**Work instructions**
From the listing below, pull each line that includes "were".

**Data records**

= = =

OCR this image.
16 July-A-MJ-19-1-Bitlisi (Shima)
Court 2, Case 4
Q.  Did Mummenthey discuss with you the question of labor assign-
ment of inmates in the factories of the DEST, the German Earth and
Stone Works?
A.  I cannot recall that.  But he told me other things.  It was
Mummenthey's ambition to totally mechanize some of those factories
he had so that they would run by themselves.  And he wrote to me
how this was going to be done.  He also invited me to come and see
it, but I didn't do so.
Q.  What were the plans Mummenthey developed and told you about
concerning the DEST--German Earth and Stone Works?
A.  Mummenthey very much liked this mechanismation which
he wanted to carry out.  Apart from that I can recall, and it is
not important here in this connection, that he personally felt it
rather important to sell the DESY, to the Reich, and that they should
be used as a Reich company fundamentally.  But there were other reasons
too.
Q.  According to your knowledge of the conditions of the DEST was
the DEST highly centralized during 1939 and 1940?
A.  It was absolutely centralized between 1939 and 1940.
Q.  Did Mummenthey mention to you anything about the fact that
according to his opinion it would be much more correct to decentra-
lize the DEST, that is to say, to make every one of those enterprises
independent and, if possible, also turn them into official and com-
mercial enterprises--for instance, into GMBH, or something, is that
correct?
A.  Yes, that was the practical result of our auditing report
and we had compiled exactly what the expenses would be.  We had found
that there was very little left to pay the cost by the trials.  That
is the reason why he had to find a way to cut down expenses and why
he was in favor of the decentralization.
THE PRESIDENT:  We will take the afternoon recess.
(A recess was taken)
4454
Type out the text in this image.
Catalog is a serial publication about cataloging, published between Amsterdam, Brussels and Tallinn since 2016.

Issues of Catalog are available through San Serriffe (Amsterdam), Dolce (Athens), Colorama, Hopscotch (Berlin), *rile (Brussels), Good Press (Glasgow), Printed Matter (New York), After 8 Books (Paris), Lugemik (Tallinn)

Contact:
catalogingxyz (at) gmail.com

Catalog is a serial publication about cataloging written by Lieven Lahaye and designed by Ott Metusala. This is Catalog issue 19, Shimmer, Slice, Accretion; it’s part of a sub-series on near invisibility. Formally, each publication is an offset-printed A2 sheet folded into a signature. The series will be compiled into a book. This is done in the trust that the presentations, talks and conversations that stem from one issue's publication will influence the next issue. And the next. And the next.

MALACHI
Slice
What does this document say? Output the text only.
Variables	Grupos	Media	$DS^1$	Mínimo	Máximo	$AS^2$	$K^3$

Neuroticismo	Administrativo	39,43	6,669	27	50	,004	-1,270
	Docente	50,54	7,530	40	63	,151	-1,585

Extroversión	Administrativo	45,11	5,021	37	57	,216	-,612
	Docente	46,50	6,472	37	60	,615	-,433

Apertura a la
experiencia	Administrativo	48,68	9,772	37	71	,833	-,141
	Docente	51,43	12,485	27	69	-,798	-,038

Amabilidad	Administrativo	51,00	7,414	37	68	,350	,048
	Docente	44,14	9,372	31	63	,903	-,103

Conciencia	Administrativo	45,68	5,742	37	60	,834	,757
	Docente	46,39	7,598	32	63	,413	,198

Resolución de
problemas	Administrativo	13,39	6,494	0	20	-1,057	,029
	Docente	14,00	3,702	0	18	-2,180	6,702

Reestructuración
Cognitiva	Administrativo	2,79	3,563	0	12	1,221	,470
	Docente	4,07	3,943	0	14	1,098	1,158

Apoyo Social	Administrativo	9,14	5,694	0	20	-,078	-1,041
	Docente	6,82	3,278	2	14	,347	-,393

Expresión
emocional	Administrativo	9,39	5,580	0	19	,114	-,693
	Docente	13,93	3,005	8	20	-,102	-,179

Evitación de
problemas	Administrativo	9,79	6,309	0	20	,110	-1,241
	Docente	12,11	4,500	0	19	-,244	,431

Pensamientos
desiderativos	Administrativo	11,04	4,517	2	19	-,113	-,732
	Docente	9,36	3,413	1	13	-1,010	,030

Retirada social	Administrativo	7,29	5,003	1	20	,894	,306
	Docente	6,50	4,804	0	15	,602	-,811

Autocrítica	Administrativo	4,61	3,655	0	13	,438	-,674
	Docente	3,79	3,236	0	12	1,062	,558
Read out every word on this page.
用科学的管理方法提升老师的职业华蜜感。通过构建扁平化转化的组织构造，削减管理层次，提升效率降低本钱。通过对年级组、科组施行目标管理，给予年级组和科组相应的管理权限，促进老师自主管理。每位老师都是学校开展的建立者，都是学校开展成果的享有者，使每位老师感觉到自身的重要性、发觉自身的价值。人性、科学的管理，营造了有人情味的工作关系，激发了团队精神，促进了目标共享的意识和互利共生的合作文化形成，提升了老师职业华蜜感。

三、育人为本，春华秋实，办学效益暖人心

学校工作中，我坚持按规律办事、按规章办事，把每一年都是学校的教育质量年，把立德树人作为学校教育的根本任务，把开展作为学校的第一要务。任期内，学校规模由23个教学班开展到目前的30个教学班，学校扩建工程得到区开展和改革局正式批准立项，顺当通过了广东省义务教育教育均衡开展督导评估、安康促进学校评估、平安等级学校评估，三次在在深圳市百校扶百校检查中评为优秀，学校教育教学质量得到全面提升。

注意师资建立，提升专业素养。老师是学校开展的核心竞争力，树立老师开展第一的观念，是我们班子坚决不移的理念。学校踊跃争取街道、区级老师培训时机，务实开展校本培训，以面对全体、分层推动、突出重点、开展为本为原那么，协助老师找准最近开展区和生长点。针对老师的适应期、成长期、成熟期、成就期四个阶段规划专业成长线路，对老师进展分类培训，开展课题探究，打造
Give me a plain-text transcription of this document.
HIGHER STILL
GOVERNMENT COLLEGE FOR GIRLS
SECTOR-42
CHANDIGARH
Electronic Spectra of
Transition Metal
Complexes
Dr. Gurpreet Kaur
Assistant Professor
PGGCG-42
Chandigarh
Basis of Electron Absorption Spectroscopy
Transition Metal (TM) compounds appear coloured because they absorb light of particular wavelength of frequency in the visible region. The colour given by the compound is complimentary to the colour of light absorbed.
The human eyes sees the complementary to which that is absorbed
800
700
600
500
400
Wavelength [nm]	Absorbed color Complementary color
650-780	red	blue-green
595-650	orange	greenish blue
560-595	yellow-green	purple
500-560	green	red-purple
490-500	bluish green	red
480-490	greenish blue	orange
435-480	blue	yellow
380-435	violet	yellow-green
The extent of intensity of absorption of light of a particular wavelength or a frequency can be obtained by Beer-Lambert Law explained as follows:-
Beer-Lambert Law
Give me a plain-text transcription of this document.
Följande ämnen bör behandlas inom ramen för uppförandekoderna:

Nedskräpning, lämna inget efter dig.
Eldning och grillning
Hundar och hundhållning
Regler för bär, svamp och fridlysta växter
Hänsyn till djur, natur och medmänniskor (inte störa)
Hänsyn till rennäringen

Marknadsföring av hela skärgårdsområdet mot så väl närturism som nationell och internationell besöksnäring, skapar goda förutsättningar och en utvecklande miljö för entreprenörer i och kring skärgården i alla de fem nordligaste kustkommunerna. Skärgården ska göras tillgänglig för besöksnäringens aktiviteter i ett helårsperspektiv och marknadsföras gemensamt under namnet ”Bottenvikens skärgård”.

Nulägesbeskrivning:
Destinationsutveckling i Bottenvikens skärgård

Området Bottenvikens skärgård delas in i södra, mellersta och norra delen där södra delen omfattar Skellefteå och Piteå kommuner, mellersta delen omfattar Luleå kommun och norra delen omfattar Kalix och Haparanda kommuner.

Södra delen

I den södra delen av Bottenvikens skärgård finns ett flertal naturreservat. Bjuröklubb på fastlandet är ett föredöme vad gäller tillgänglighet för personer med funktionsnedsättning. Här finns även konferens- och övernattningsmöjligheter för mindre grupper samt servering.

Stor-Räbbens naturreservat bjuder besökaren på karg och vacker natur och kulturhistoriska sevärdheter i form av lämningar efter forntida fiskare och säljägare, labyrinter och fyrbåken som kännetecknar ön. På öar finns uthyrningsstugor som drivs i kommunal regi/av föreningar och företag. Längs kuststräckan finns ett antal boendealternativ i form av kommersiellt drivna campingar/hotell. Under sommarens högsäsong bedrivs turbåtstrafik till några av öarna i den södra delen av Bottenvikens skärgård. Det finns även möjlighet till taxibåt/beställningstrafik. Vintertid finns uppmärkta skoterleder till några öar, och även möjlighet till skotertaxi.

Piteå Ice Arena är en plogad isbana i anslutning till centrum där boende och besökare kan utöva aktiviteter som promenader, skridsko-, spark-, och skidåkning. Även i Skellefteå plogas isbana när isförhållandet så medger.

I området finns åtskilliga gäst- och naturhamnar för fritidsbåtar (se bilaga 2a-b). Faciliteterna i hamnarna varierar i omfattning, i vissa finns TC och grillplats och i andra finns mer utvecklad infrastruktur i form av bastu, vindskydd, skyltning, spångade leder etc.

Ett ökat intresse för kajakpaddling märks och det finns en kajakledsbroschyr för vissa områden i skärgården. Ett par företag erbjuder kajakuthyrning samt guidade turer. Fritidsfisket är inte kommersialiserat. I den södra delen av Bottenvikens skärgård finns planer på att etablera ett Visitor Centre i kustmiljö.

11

= = =

**Task solution**
Q.  What were the plans Mummenthey developed and told you about
be used as a Reich company fundamentally.  But there were other reasons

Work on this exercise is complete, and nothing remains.